For every line in the records that has the word "title", make a copy.

--

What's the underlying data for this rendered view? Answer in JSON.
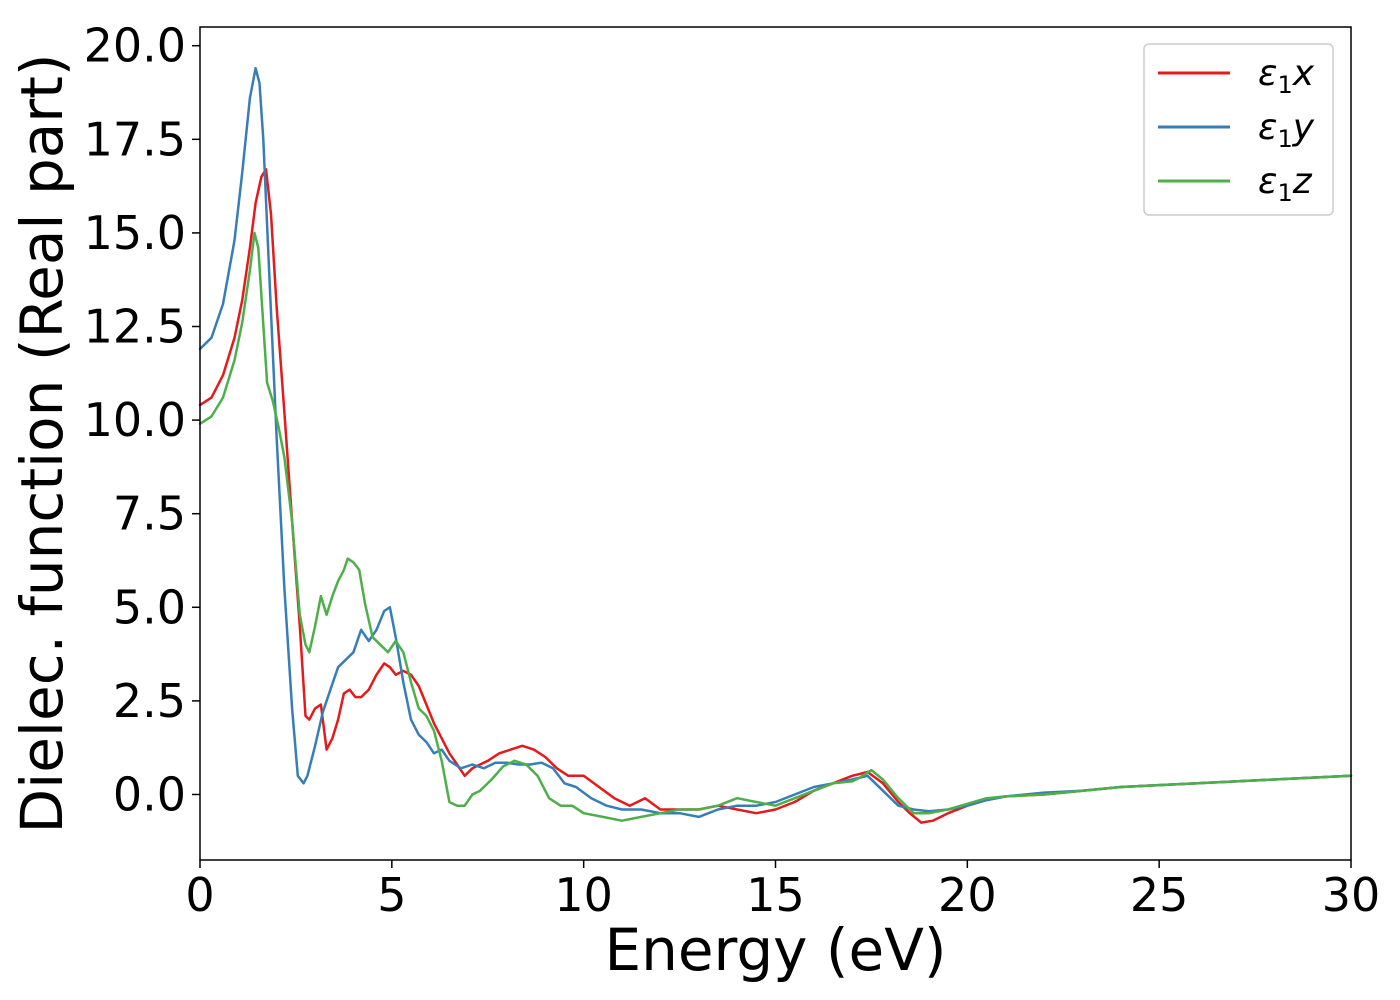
{
  "chart_data": {
    "type": "line",
    "title": "",
    "xlabel": "Energy (eV)",
    "ylabel": "Dielec. function (Real part)",
    "xlim": [
      0,
      30
    ],
    "ylim": [
      -1.75,
      20.5
    ],
    "xticks": [
      0,
      5,
      10,
      15,
      20,
      25,
      30
    ],
    "xtick_labels": [
      "0",
      "5",
      "10",
      "15",
      "20",
      "25",
      "30"
    ],
    "yticks": [
      0.0,
      2.5,
      5.0,
      7.5,
      10.0,
      12.5,
      15.0,
      17.5,
      20.0
    ],
    "ytick_labels": [
      "0.0",
      "2.5",
      "5.0",
      "7.5",
      "10.0",
      "12.5",
      "15.0",
      "17.5",
      "20.0"
    ],
    "grid": false,
    "legend_position": "top-right",
    "series": [
      {
        "name": "ε1x",
        "color": "#e41a1c",
        "x": [
          0,
          0.3,
          0.6,
          0.9,
          1.1,
          1.3,
          1.45,
          1.6,
          1.72,
          1.85,
          2.0,
          2.2,
          2.4,
          2.6,
          2.75,
          2.85,
          3.0,
          3.15,
          3.3,
          3.45,
          3.6,
          3.75,
          3.9,
          4.05,
          4.2,
          4.4,
          4.6,
          4.8,
          4.95,
          5.1,
          5.3,
          5.5,
          5.7,
          5.9,
          6.1,
          6.3,
          6.5,
          6.7,
          6.9,
          7.1,
          7.3,
          7.5,
          7.8,
          8.1,
          8.4,
          8.7,
          9.0,
          9.3,
          9.6,
          10.0,
          10.4,
          10.8,
          11.2,
          11.6,
          12.0,
          12.5,
          13.0,
          13.5,
          14.0,
          14.5,
          15.0,
          15.5,
          16.0,
          16.5,
          17.0,
          17.4,
          17.8,
          18.2,
          18.5,
          18.8,
          19.1,
          19.5,
          20.0,
          20.5,
          21.0,
          22.0,
          23.0,
          24.0,
          25.0,
          26.0,
          27.0,
          28.0,
          29.0,
          30.0
        ],
        "values": [
          10.4,
          10.6,
          11.2,
          12.2,
          13.2,
          14.6,
          15.8,
          16.5,
          16.7,
          15.5,
          13.0,
          10.2,
          7.3,
          4.5,
          2.1,
          2.0,
          2.3,
          2.4,
          1.2,
          1.5,
          2.0,
          2.7,
          2.8,
          2.6,
          2.6,
          2.8,
          3.2,
          3.5,
          3.4,
          3.2,
          3.3,
          3.2,
          2.9,
          2.4,
          1.9,
          1.5,
          1.1,
          0.8,
          0.5,
          0.7,
          0.8,
          0.9,
          1.1,
          1.2,
          1.3,
          1.2,
          1.0,
          0.7,
          0.5,
          0.5,
          0.2,
          -0.1,
          -0.3,
          -0.1,
          -0.4,
          -0.4,
          -0.4,
          -0.3,
          -0.4,
          -0.5,
          -0.4,
          -0.2,
          0.1,
          0.3,
          0.5,
          0.6,
          0.3,
          -0.2,
          -0.5,
          -0.75,
          -0.7,
          -0.5,
          -0.3,
          -0.15,
          -0.05,
          0.0,
          0.1,
          0.2,
          0.25,
          0.3,
          0.35,
          0.4,
          0.45,
          0.5
        ]
      },
      {
        "name": "ε1y",
        "color": "#377eb8",
        "x": [
          0,
          0.3,
          0.6,
          0.9,
          1.1,
          1.3,
          1.45,
          1.55,
          1.65,
          1.8,
          2.0,
          2.2,
          2.4,
          2.55,
          2.7,
          2.8,
          3.0,
          3.2,
          3.4,
          3.6,
          3.8,
          4.0,
          4.2,
          4.4,
          4.6,
          4.8,
          4.95,
          5.1,
          5.3,
          5.5,
          5.7,
          5.9,
          6.1,
          6.3,
          6.5,
          6.8,
          7.1,
          7.4,
          7.7,
          8.0,
          8.3,
          8.6,
          8.9,
          9.2,
          9.5,
          9.8,
          10.2,
          10.6,
          11.0,
          11.5,
          12.0,
          12.5,
          13.0,
          13.5,
          14.0,
          14.5,
          15.0,
          15.5,
          16.0,
          16.5,
          17.0,
          17.4,
          17.8,
          18.2,
          18.6,
          19.0,
          19.5,
          20.0,
          20.5,
          21.0,
          22.0,
          23.0,
          24.0,
          25.0,
          26.0,
          27.0,
          28.0,
          29.0,
          30.0
        ],
        "values": [
          11.9,
          12.2,
          13.1,
          14.8,
          16.6,
          18.6,
          19.4,
          19.0,
          17.5,
          14.0,
          9.5,
          5.5,
          2.3,
          0.5,
          0.3,
          0.5,
          1.3,
          2.2,
          2.8,
          3.4,
          3.6,
          3.8,
          4.4,
          4.1,
          4.4,
          4.9,
          5.0,
          4.2,
          3.0,
          2.0,
          1.6,
          1.4,
          1.1,
          1.2,
          0.9,
          0.7,
          0.8,
          0.7,
          0.85,
          0.85,
          0.8,
          0.8,
          0.85,
          0.7,
          0.3,
          0.2,
          -0.1,
          -0.3,
          -0.4,
          -0.4,
          -0.5,
          -0.5,
          -0.6,
          -0.4,
          -0.3,
          -0.3,
          -0.2,
          0.0,
          0.2,
          0.3,
          0.4,
          0.5,
          0.1,
          -0.3,
          -0.4,
          -0.45,
          -0.4,
          -0.3,
          -0.15,
          -0.05,
          0.05,
          0.1,
          0.2,
          0.25,
          0.3,
          0.35,
          0.4,
          0.45,
          0.5
        ]
      },
      {
        "name": "ε1z",
        "color": "#4daf4a",
        "x": [
          0,
          0.3,
          0.6,
          0.9,
          1.1,
          1.3,
          1.42,
          1.52,
          1.62,
          1.75,
          1.9,
          2.05,
          2.2,
          2.4,
          2.6,
          2.75,
          2.85,
          3.0,
          3.15,
          3.3,
          3.45,
          3.6,
          3.75,
          3.85,
          4.0,
          4.15,
          4.3,
          4.5,
          4.7,
          4.9,
          5.1,
          5.3,
          5.5,
          5.7,
          5.9,
          6.1,
          6.3,
          6.5,
          6.7,
          6.9,
          7.1,
          7.3,
          7.6,
          7.9,
          8.2,
          8.5,
          8.8,
          9.1,
          9.4,
          9.7,
          10.0,
          10.5,
          11.0,
          11.5,
          12.0,
          12.5,
          13.0,
          13.5,
          14.0,
          14.5,
          15.0,
          15.5,
          16.0,
          16.5,
          17.0,
          17.2,
          17.5,
          17.8,
          18.2,
          18.6,
          19.0,
          19.5,
          20.0,
          20.5,
          21.0,
          22.0,
          23.0,
          24.0,
          25.0,
          26.0,
          27.0,
          28.0,
          29.0,
          30.0
        ],
        "values": [
          9.9,
          10.1,
          10.6,
          11.6,
          12.6,
          14.0,
          15.0,
          14.6,
          13.0,
          11.0,
          10.5,
          9.8,
          9.0,
          7.3,
          4.8,
          4.0,
          3.8,
          4.5,
          5.3,
          4.8,
          5.3,
          5.7,
          6.0,
          6.3,
          6.2,
          6.0,
          5.1,
          4.2,
          4.0,
          3.8,
          4.1,
          3.8,
          3.0,
          2.3,
          2.1,
          1.7,
          0.9,
          -0.2,
          -0.3,
          -0.3,
          0.0,
          0.1,
          0.4,
          0.75,
          0.9,
          0.8,
          0.5,
          -0.1,
          -0.3,
          -0.3,
          -0.5,
          -0.6,
          -0.7,
          -0.6,
          -0.5,
          -0.4,
          -0.4,
          -0.3,
          -0.1,
          -0.2,
          -0.3,
          -0.1,
          0.1,
          0.3,
          0.35,
          0.45,
          0.65,
          0.4,
          -0.1,
          -0.5,
          -0.5,
          -0.4,
          -0.25,
          -0.1,
          -0.05,
          0.0,
          0.1,
          0.2,
          0.25,
          0.3,
          0.35,
          0.4,
          0.45,
          0.5
        ]
      }
    ]
  }
}
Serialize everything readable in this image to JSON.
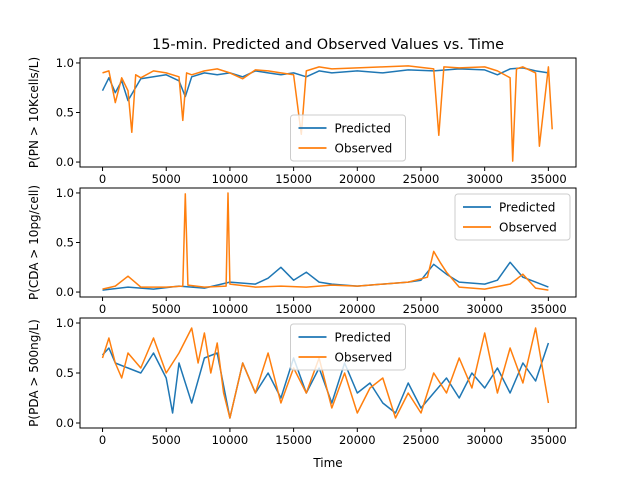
{
  "figure": {
    "title": "15-min. Predicted and Observed Values vs. Time",
    "xlabel": "Time"
  },
  "colors": {
    "predicted": "#1f77b4",
    "observed": "#ff7f0e"
  },
  "chart_data": [
    {
      "type": "line",
      "ylabel": "P(PN > 10Kcells/L)",
      "xlim": [
        -1770,
        37170
      ],
      "ylim": [
        -0.05,
        1.05
      ],
      "xticks": [
        0,
        5000,
        10000,
        15000,
        20000,
        25000,
        30000,
        35000
      ],
      "yticks": [
        0.0,
        0.5,
        1.0
      ],
      "ytick_labels": [
        "0.0",
        "0.5",
        "1.0"
      ],
      "legend": {
        "placement": "lower-center",
        "entries": [
          "Predicted",
          "Observed"
        ]
      },
      "series": [
        {
          "name": "Predicted",
          "x": [
            0,
            500,
            1000,
            1500,
            2000,
            3000,
            4000,
            5000,
            6000,
            6500,
            7000,
            8000,
            9000,
            10000,
            11000,
            12000,
            13000,
            14000,
            15000,
            16000,
            17000,
            18000,
            20000,
            22000,
            24000,
            26000,
            28000,
            30000,
            31000,
            32000,
            33000,
            34000,
            35000
          ],
          "y": [
            0.72,
            0.85,
            0.7,
            0.82,
            0.62,
            0.84,
            0.86,
            0.88,
            0.82,
            0.66,
            0.86,
            0.9,
            0.88,
            0.9,
            0.86,
            0.92,
            0.9,
            0.88,
            0.9,
            0.86,
            0.92,
            0.9,
            0.92,
            0.9,
            0.93,
            0.92,
            0.94,
            0.93,
            0.88,
            0.94,
            0.95,
            0.92,
            0.9
          ]
        },
        {
          "name": "Observed",
          "x": [
            0,
            500,
            1000,
            1500,
            2000,
            2300,
            2600,
            3000,
            4000,
            5000,
            6000,
            6300,
            6600,
            7000,
            8000,
            9000,
            10000,
            11000,
            12000,
            13000,
            14000,
            15000,
            15600,
            16000,
            17000,
            18000,
            20000,
            22000,
            24000,
            26000,
            26400,
            26800,
            28000,
            30000,
            31000,
            32000,
            32200,
            32500,
            33000,
            34000,
            34300,
            35000,
            35300
          ],
          "y": [
            0.9,
            0.92,
            0.6,
            0.85,
            0.72,
            0.3,
            0.88,
            0.85,
            0.92,
            0.9,
            0.86,
            0.42,
            0.9,
            0.88,
            0.92,
            0.94,
            0.9,
            0.84,
            0.93,
            0.92,
            0.9,
            0.88,
            0.28,
            0.92,
            0.96,
            0.94,
            0.95,
            0.96,
            0.97,
            0.94,
            0.27,
            0.96,
            0.95,
            0.96,
            0.92,
            0.85,
            0.01,
            0.94,
            0.96,
            0.9,
            0.16,
            0.96,
            0.33
          ]
        }
      ]
    },
    {
      "type": "line",
      "ylabel": "P(CDA > 10pg/cell)",
      "xlim": [
        -1770,
        37170
      ],
      "ylim": [
        -0.05,
        1.05
      ],
      "xticks": [
        0,
        5000,
        10000,
        15000,
        20000,
        25000,
        30000,
        35000
      ],
      "yticks": [
        0.0,
        0.5,
        1.0
      ],
      "ytick_labels": [
        "0.0",
        "0.5",
        "1.0"
      ],
      "legend": {
        "placement": "upper-right",
        "entries": [
          "Predicted",
          "Observed"
        ]
      },
      "series": [
        {
          "name": "Predicted",
          "x": [
            0,
            2000,
            4000,
            6000,
            8000,
            10000,
            12000,
            13000,
            14000,
            15000,
            16000,
            17000,
            18000,
            20000,
            22000,
            24000,
            25000,
            26000,
            27000,
            28000,
            30000,
            31000,
            32000,
            33000,
            34000,
            35000
          ],
          "y": [
            0.02,
            0.05,
            0.03,
            0.06,
            0.04,
            0.1,
            0.08,
            0.14,
            0.25,
            0.12,
            0.2,
            0.1,
            0.08,
            0.06,
            0.08,
            0.1,
            0.12,
            0.28,
            0.18,
            0.1,
            0.08,
            0.12,
            0.3,
            0.15,
            0.1,
            0.05
          ]
        },
        {
          "name": "Observed",
          "x": [
            0,
            1000,
            2000,
            3000,
            5000,
            6300,
            6500,
            6700,
            8000,
            9700,
            9850,
            10000,
            12000,
            14000,
            16000,
            18000,
            20000,
            22000,
            24000,
            25500,
            26000,
            26500,
            27000,
            28000,
            30000,
            32000,
            33000,
            34000,
            35000
          ],
          "y": [
            0.03,
            0.06,
            0.16,
            0.05,
            0.05,
            0.06,
            0.99,
            0.07,
            0.05,
            0.06,
            1.0,
            0.08,
            0.05,
            0.06,
            0.05,
            0.07,
            0.06,
            0.08,
            0.1,
            0.15,
            0.41,
            0.3,
            0.2,
            0.05,
            0.03,
            0.08,
            0.18,
            0.04,
            0.02
          ]
        }
      ]
    },
    {
      "type": "line",
      "ylabel": "P(PDA > 500ng/L)",
      "xlim": [
        -1770,
        37170
      ],
      "ylim": [
        -0.05,
        1.05
      ],
      "xticks": [
        0,
        5000,
        10000,
        15000,
        20000,
        25000,
        30000,
        35000
      ],
      "yticks": [
        0.0,
        0.5,
        1.0
      ],
      "ytick_labels": [
        "0.0",
        "0.5",
        "1.0"
      ],
      "legend": {
        "placement": "upper-center",
        "entries": [
          "Predicted",
          "Observed"
        ]
      },
      "series": [
        {
          "name": "Predicted",
          "x": [
            0,
            500,
            1000,
            2000,
            3000,
            4000,
            5000,
            5500,
            6000,
            7000,
            8000,
            9000,
            10000,
            11000,
            12000,
            13000,
            14000,
            15000,
            16000,
            17000,
            18000,
            19000,
            20000,
            21000,
            22000,
            23000,
            24000,
            25000,
            26000,
            27000,
            28000,
            29000,
            30000,
            31000,
            32000,
            33000,
            34000,
            35000
          ],
          "y": [
            0.68,
            0.75,
            0.6,
            0.55,
            0.5,
            0.7,
            0.45,
            0.1,
            0.6,
            0.2,
            0.65,
            0.7,
            0.05,
            0.6,
            0.3,
            0.5,
            0.25,
            0.65,
            0.3,
            0.55,
            0.2,
            0.6,
            0.3,
            0.4,
            0.2,
            0.1,
            0.4,
            0.15,
            0.3,
            0.45,
            0.25,
            0.5,
            0.35,
            0.55,
            0.3,
            0.6,
            0.42,
            0.8
          ]
        },
        {
          "name": "Observed",
          "x": [
            0,
            500,
            1000,
            1500,
            2000,
            3000,
            4000,
            5000,
            6000,
            7000,
            7500,
            8000,
            8500,
            9000,
            9500,
            10000,
            11000,
            12000,
            13000,
            14000,
            15000,
            16000,
            17000,
            18000,
            19000,
            20000,
            21000,
            22000,
            23000,
            24000,
            25000,
            26000,
            27000,
            28000,
            29000,
            30000,
            31000,
            32000,
            33000,
            34000,
            35000
          ],
          "y": [
            0.65,
            0.85,
            0.6,
            0.45,
            0.7,
            0.55,
            0.85,
            0.5,
            0.7,
            0.95,
            0.6,
            0.9,
            0.5,
            0.8,
            0.3,
            0.05,
            0.6,
            0.3,
            0.7,
            0.2,
            0.55,
            0.3,
            0.65,
            0.15,
            0.5,
            0.1,
            0.35,
            0.45,
            0.05,
            0.3,
            0.1,
            0.5,
            0.3,
            0.65,
            0.35,
            0.9,
            0.3,
            0.75,
            0.4,
            0.95,
            0.2
          ]
        }
      ]
    }
  ]
}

--

[SOLUTION]:
    "title": "",
    "title": "15-min. Predicted and Observed Values vs. Time",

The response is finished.